* begin *

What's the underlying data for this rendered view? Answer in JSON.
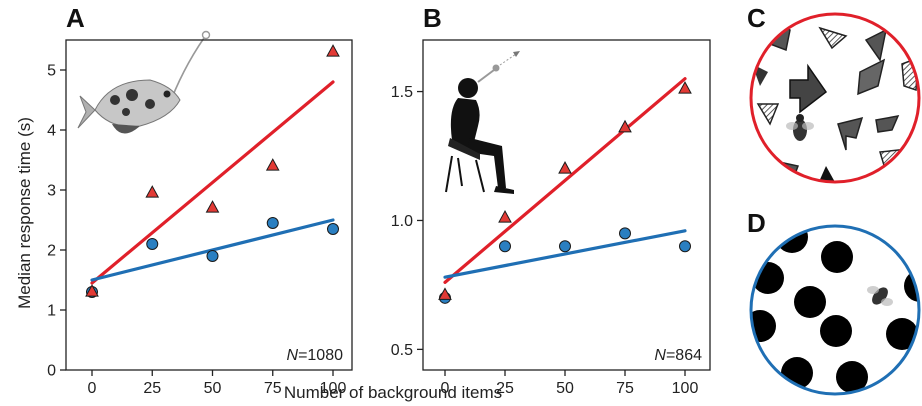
{
  "figure": {
    "xlabel": "Number of background items",
    "ylabel": "Median response time (s)"
  },
  "panels": {
    "A": {
      "label": "A",
      "n_label": "N",
      "n_value": "=1080"
    },
    "B": {
      "label": "B",
      "n_label": "N",
      "n_value": "=864"
    },
    "C": {
      "label": "C"
    },
    "D": {
      "label": "D"
    }
  },
  "colors": {
    "red": "#e0202a",
    "blue": "#1f6fb4",
    "triangle_fill": "#e23a35",
    "circle_fill": "#2a7fc1",
    "outline": "#1a1a1a"
  },
  "icons": {
    "A": "archerfish-icon",
    "B": "human-with-blowpipe-icon",
    "C": "fly-icon",
    "D": "fly-icon"
  },
  "chart_data": [
    {
      "panel": "A",
      "type": "scatter",
      "x": [
        0,
        25,
        50,
        75,
        100
      ],
      "xticks": [
        0,
        25,
        50,
        75,
        100
      ],
      "ylim": [
        0,
        5.5
      ],
      "yticks": [
        0,
        1,
        2,
        3,
        4,
        5
      ],
      "series": [
        {
          "marker": "triangle",
          "color": "#e23a35",
          "values": [
            1.3,
            2.95,
            2.7,
            3.4,
            5.3
          ],
          "fit": [
            1.45,
            4.8
          ]
        },
        {
          "marker": "circle",
          "color": "#2a7fc1",
          "values": [
            1.3,
            2.1,
            1.9,
            2.45,
            2.35
          ],
          "fit": [
            1.5,
            2.5
          ]
        }
      ],
      "annotation": "N=1080"
    },
    {
      "panel": "B",
      "type": "scatter",
      "x": [
        0,
        25,
        50,
        75,
        100
      ],
      "xticks": [
        0,
        25,
        50,
        75,
        100
      ],
      "ylim": [
        0.42,
        1.7
      ],
      "yticks": [
        0.5,
        1.0,
        1.5
      ],
      "ytick_labels": [
        "0.5",
        "1.0",
        "1.5"
      ],
      "series": [
        {
          "marker": "triangle",
          "color": "#e23a35",
          "values": [
            0.71,
            1.01,
            1.2,
            1.36,
            1.51
          ],
          "fit": [
            0.76,
            1.55
          ]
        },
        {
          "marker": "circle",
          "color": "#2a7fc1",
          "values": [
            0.7,
            0.9,
            0.9,
            0.95,
            0.9
          ],
          "fit": [
            0.78,
            0.96
          ]
        }
      ],
      "annotation": "N=864"
    }
  ]
}
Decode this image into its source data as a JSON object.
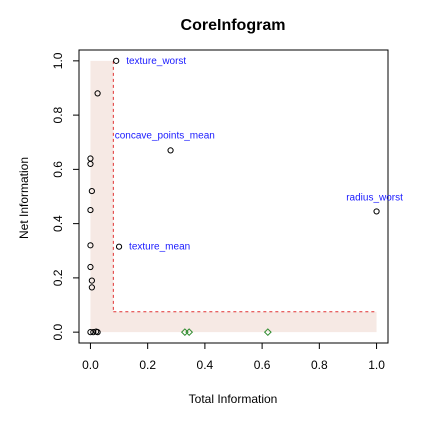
{
  "chart_data": {
    "type": "scatter",
    "title": "CoreInfogram",
    "xlabel": "Total Information",
    "ylabel": "Net Information",
    "xlim": [
      -0.04,
      1.04
    ],
    "ylim": [
      -0.04,
      1.04
    ],
    "xticks": [
      0.0,
      0.2,
      0.4,
      0.6,
      0.8,
      1.0
    ],
    "yticks": [
      0.0,
      0.2,
      0.4,
      0.6,
      0.8,
      1.0
    ],
    "xtick_labels": [
      "0.0",
      "0.2",
      "0.4",
      "0.6",
      "0.8",
      "1.0"
    ],
    "ytick_labels": [
      "0.0",
      "0.2",
      "0.4",
      "0.6",
      "0.8",
      "1.0"
    ],
    "grid": false,
    "thresholds": {
      "x": 0.08,
      "y": 0.075
    },
    "colors": {
      "core": "#000000",
      "other": "#2e8b2e",
      "annotation": "#1a1aff",
      "threshold": "#e03030",
      "shade": "#f6e9e4"
    },
    "points": [
      {
        "x": 0.09,
        "y": 1.0,
        "group": "core",
        "label": "texture_worst"
      },
      {
        "x": 0.025,
        "y": 0.88,
        "group": "core",
        "label": ""
      },
      {
        "x": 0.28,
        "y": 0.67,
        "group": "core",
        "label": "concave_points_mean"
      },
      {
        "x": 0.0,
        "y": 0.64,
        "group": "core",
        "label": ""
      },
      {
        "x": 0.0,
        "y": 0.62,
        "group": "core",
        "label": ""
      },
      {
        "x": 0.005,
        "y": 0.52,
        "group": "core",
        "label": ""
      },
      {
        "x": 0.0,
        "y": 0.45,
        "group": "core",
        "label": ""
      },
      {
        "x": 1.0,
        "y": 0.445,
        "group": "core",
        "label": "radius_worst"
      },
      {
        "x": 0.0,
        "y": 0.32,
        "group": "core",
        "label": ""
      },
      {
        "x": 0.1,
        "y": 0.315,
        "group": "core",
        "label": "texture_mean"
      },
      {
        "x": 0.0,
        "y": 0.24,
        "group": "core",
        "label": ""
      },
      {
        "x": 0.005,
        "y": 0.19,
        "group": "core",
        "label": ""
      },
      {
        "x": 0.005,
        "y": 0.165,
        "group": "core",
        "label": ""
      },
      {
        "x": 0.0,
        "y": 0.0,
        "group": "core",
        "label": ""
      },
      {
        "x": 0.01,
        "y": 0.0,
        "group": "core",
        "label": ""
      },
      {
        "x": 0.02,
        "y": 0.002,
        "group": "core",
        "label": ""
      },
      {
        "x": 0.025,
        "y": 0.0,
        "group": "core",
        "label": ""
      },
      {
        "x": 0.33,
        "y": 0.0,
        "group": "other",
        "label": ""
      },
      {
        "x": 0.345,
        "y": 0.0,
        "group": "other",
        "label": ""
      },
      {
        "x": 0.62,
        "y": 0.0,
        "group": "other",
        "label": ""
      }
    ]
  }
}
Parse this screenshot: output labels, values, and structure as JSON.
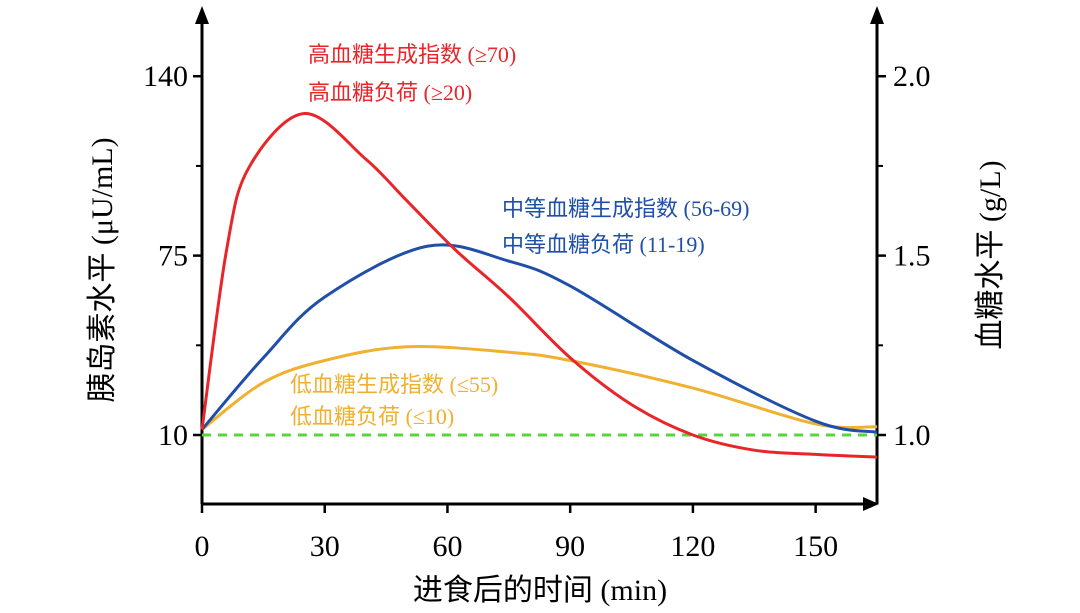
{
  "chart_data": {
    "type": "line",
    "xlabel": "进食后的时间 (min)",
    "ylabel": "胰岛素水平 (μU/mL)",
    "ylabel_right": "血糖水平 (g/L)",
    "xlim": [
      0,
      165
    ],
    "ylim": [
      -15,
      164
    ],
    "ylim_right": [
      0.93,
      2.15
    ],
    "x_ticks": [
      0,
      30,
      60,
      90,
      120,
      150
    ],
    "y_ticks": [
      10,
      75,
      140
    ],
    "y_ticks_right": [
      "1.0",
      "1.5",
      "2.0"
    ],
    "grid": false,
    "colors": {
      "high": "#e8262a",
      "medium": "#1f4fa8",
      "low": "#f0b030",
      "baseline": "#5ad43c",
      "axis": "#000000"
    },
    "series": [
      {
        "key": "high",
        "x": [
          0,
          6,
          11.5,
          25,
          40,
          50,
          62,
          75,
          90,
          105,
          120,
          135,
          150,
          165
        ],
        "y": [
          12,
          77,
          107,
          126.5,
          110,
          95,
          77,
          60,
          38,
          21,
          10,
          4.5,
          3,
          2
        ]
      },
      {
        "key": "medium",
        "x": [
          0,
          15,
          30,
          55,
          75,
          90,
          120,
          150,
          165
        ],
        "y": [
          12,
          38,
          60,
          78.4,
          73,
          64,
          37,
          15,
          11
        ]
      },
      {
        "key": "low",
        "x": [
          0,
          15,
          30,
          50,
          75,
          90,
          120,
          150,
          165
        ],
        "y": [
          12,
          29,
          37,
          42,
          40,
          37,
          27,
          14,
          13
        ]
      },
      {
        "key": "baseline",
        "x": [
          0,
          165
        ],
        "y": [
          10,
          10
        ],
        "style": "dashed"
      }
    ],
    "annotations": [
      {
        "key": "high",
        "lines": [
          "高血糖生成指数 (≥70)",
          "高血糖负荷 (≥20)"
        ]
      },
      {
        "key": "medium",
        "lines": [
          "中等血糖生成指数 (56-69)",
          "中等血糖负荷 (11-19)"
        ]
      },
      {
        "key": "low",
        "lines": [
          "低血糖生成指数 (≤55)",
          "低血糖负荷 (≤10)"
        ]
      }
    ]
  }
}
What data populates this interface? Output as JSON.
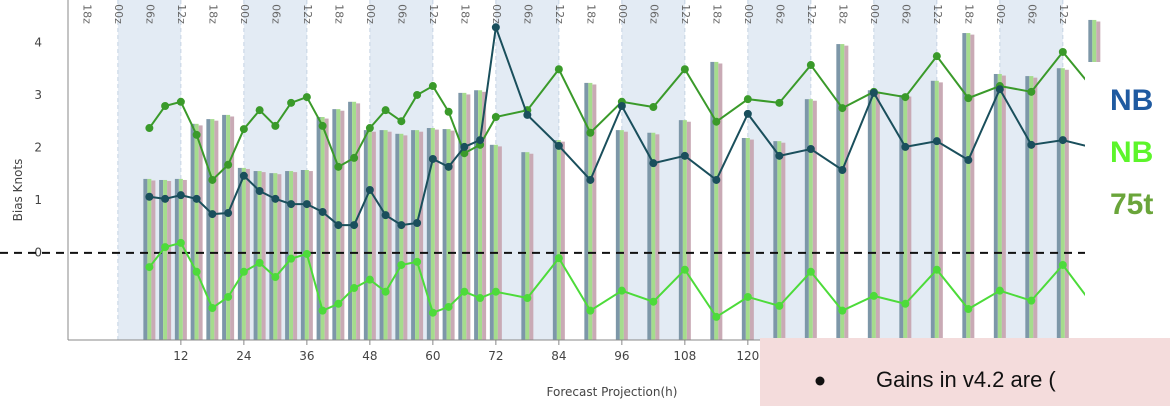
{
  "chart_data": {
    "type": "combo",
    "x_label": "Forecast Projection(h)",
    "y_label": "Bias Knots",
    "xlim": [
      -9.5,
      194.7
    ],
    "ylim": [
      -1.66,
      4.82
    ],
    "xticks": [
      12,
      24,
      36,
      48,
      60,
      72,
      84,
      96,
      108,
      120
    ],
    "yticks": [
      0,
      1,
      2,
      3,
      4
    ],
    "hline": 0,
    "bands": [
      [
        0,
        12
      ],
      [
        24,
        36
      ],
      [
        48,
        60
      ],
      [
        72,
        84
      ],
      [
        96,
        108
      ],
      [
        120,
        132
      ],
      [
        144,
        156
      ],
      [
        168,
        180
      ]
    ],
    "time_axis": {
      "x": [
        -6,
        0,
        6,
        12,
        18,
        24,
        30,
        36,
        42,
        48,
        54,
        60,
        66,
        72,
        78,
        84,
        90,
        96,
        102,
        108,
        114,
        120,
        126,
        132,
        138,
        144,
        150,
        156,
        162,
        168,
        174,
        180
      ],
      "labels": [
        "18z",
        "00z",
        "06z",
        "12z",
        "18z",
        "00z",
        "06z",
        "12z",
        "18z",
        "00z",
        "06z",
        "12z",
        "18z",
        "00z",
        "06z",
        "12z",
        "18z",
        "00z",
        "06z",
        "12z",
        "18z",
        "00z",
        "06z",
        "12z",
        "18z",
        "00z",
        "06z",
        "12z",
        "18z",
        "00z",
        "06z",
        "12z"
      ]
    },
    "x": [
      6,
      9,
      12,
      15,
      18,
      21,
      24,
      27,
      30,
      33,
      36,
      39,
      42,
      45,
      48,
      51,
      54,
      57,
      60,
      63,
      66,
      69,
      72,
      78,
      84,
      90,
      96,
      102,
      108,
      114,
      120,
      126,
      132,
      138,
      144,
      150,
      156,
      162,
      168,
      174,
      180,
      186
    ],
    "series": [
      {
        "kind": "bar",
        "color": "#7d97a8",
        "values": [
          1.41,
          1.39,
          1.41,
          2.46,
          2.55,
          2.63,
          1.62,
          1.56,
          1.52,
          1.56,
          1.58,
          2.59,
          2.74,
          2.88,
          2.34,
          2.34,
          2.27,
          2.34,
          2.38,
          2.36,
          3.05,
          3.1,
          2.06,
          1.92,
          2.15,
          3.24,
          2.34,
          2.29,
          2.53,
          3.64,
          2.19,
          2.13,
          2.93,
          3.98,
          3.1,
          3.01,
          3.28,
          4.19,
          3.41,
          3.37,
          3.52,
          4.44
        ]
      },
      {
        "kind": "bar",
        "color": "#a5dc8d",
        "values": [
          1.41,
          1.39,
          1.41,
          2.46,
          2.55,
          2.63,
          1.62,
          1.56,
          1.52,
          1.56,
          1.58,
          2.59,
          2.74,
          2.88,
          2.34,
          2.34,
          2.27,
          2.34,
          2.38,
          2.36,
          3.05,
          3.1,
          2.06,
          1.92,
          2.15,
          3.24,
          2.34,
          2.29,
          2.53,
          3.64,
          2.19,
          2.13,
          2.93,
          3.98,
          3.1,
          3.01,
          3.28,
          4.19,
          3.41,
          3.37,
          3.52,
          4.44
        ]
      },
      {
        "kind": "bar",
        "color": "#c9aab5",
        "values": [
          1.38,
          1.37,
          1.39,
          2.43,
          2.52,
          2.6,
          1.6,
          1.54,
          1.5,
          1.54,
          1.56,
          2.56,
          2.71,
          2.85,
          2.31,
          2.31,
          2.24,
          2.31,
          2.35,
          2.33,
          3.02,
          3.07,
          2.03,
          1.89,
          2.12,
          3.21,
          2.31,
          2.26,
          2.5,
          3.61,
          2.16,
          2.1,
          2.9,
          3.95,
          3.07,
          2.98,
          3.25,
          4.16,
          3.38,
          3.34,
          3.49,
          4.41
        ]
      },
      {
        "kind": "line",
        "color": "#3a9a2a",
        "values": [
          2.38,
          2.8,
          2.88,
          2.25,
          1.39,
          1.68,
          2.36,
          2.72,
          2.42,
          2.86,
          2.97,
          2.42,
          1.64,
          1.81,
          2.38,
          2.72,
          2.51,
          3.01,
          3.18,
          2.69,
          1.9,
          2.06,
          2.59,
          2.72,
          3.5,
          2.29,
          2.88,
          2.78,
          3.5,
          2.5,
          2.93,
          2.86,
          3.58,
          2.76,
          3.07,
          2.97,
          3.75,
          2.95,
          3.18,
          3.07,
          3.83,
          3.1
        ]
      },
      {
        "kind": "line",
        "color": "#1a4f5c",
        "values": [
          1.07,
          1.03,
          1.1,
          1.03,
          0.74,
          0.76,
          1.47,
          1.18,
          1.03,
          0.93,
          0.93,
          0.78,
          0.53,
          0.53,
          1.2,
          0.72,
          0.53,
          0.57,
          1.79,
          1.64,
          2.02,
          2.15,
          4.3,
          2.63,
          2.04,
          1.39,
          2.8,
          1.71,
          1.85,
          1.39,
          2.65,
          1.85,
          1.98,
          1.58,
          3.05,
          2.02,
          2.13,
          1.77,
          3.12,
          2.06,
          2.15,
          2.0
        ]
      },
      {
        "kind": "line",
        "color": "#4ddb3a",
        "values": [
          -0.27,
          0.11,
          0.19,
          -0.36,
          -1.05,
          -0.84,
          -0.36,
          -0.19,
          -0.46,
          -0.11,
          -0.02,
          -1.1,
          -0.97,
          -0.67,
          -0.51,
          -0.74,
          -0.23,
          -0.17,
          -1.14,
          -1.03,
          -0.74,
          -0.86,
          -0.74,
          -0.86,
          -0.1,
          -1.1,
          -0.72,
          -0.93,
          -0.32,
          -1.22,
          -0.84,
          -1.01,
          -0.36,
          -1.1,
          -0.82,
          -0.97,
          -0.32,
          -1.07,
          -0.72,
          -0.91,
          -0.23,
          -1.03
        ]
      }
    ],
    "side_panel": [
      {
        "text": "NB",
        "color": "#1f5aa0"
      },
      {
        "text": "NB",
        "color": "#5cf52a"
      },
      {
        "text": "75t",
        "color": "#6aa53a"
      }
    ],
    "note": "Gains in v4.2 are ("
  }
}
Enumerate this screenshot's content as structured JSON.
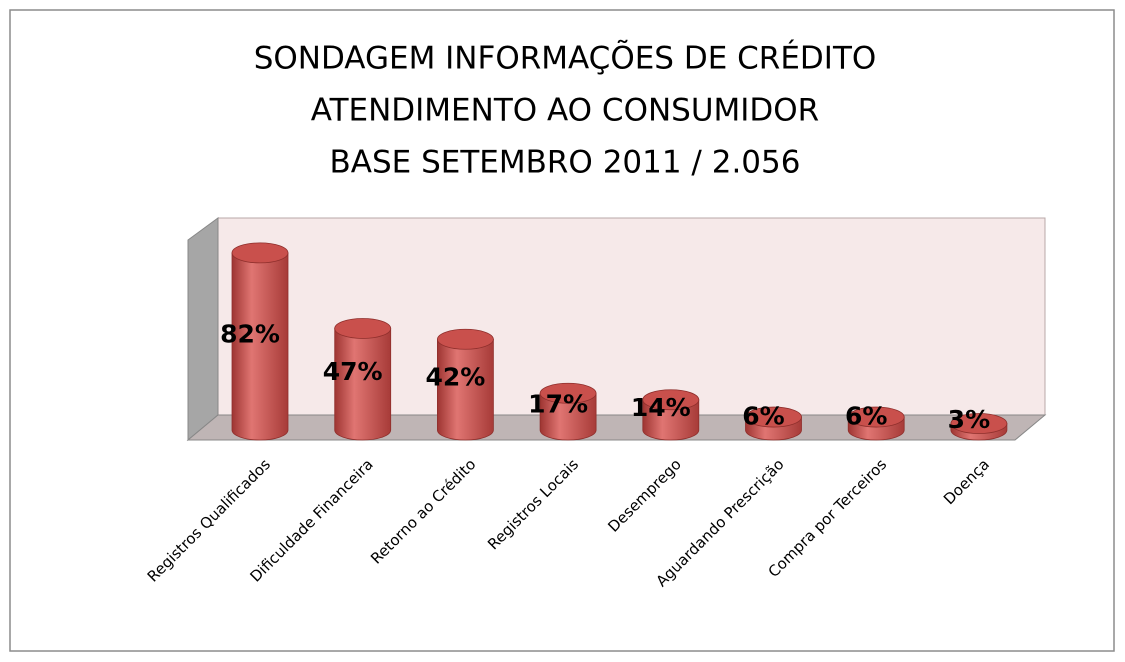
{
  "chart_data": {
    "type": "bar3d",
    "title": [
      "SONDAGEM INFORMAÇÕES DE CRÉDITO",
      "ATENDIMENTO AO CONSUMIDOR",
      "BASE SETEMBRO 2011 / 2.056"
    ],
    "categories": [
      "Registros Qualificados",
      "Dificuldade Financeira",
      "Retorno ao Crédito",
      "Registros Locais",
      "Desemprego",
      "Aguardando Prescrição",
      "Compra por Terceiros",
      "Doença"
    ],
    "values": [
      82,
      47,
      42,
      17,
      14,
      6,
      6,
      3
    ],
    "value_labels": [
      "82%",
      "47%",
      "42%",
      "17%",
      "14%",
      "6%",
      "6%",
      "3%"
    ],
    "color": "#c0504d"
  }
}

* end *

**Task requirements:** Count each line above in which the string "xlabel" appears, then state only the total.

**Expected output:** 3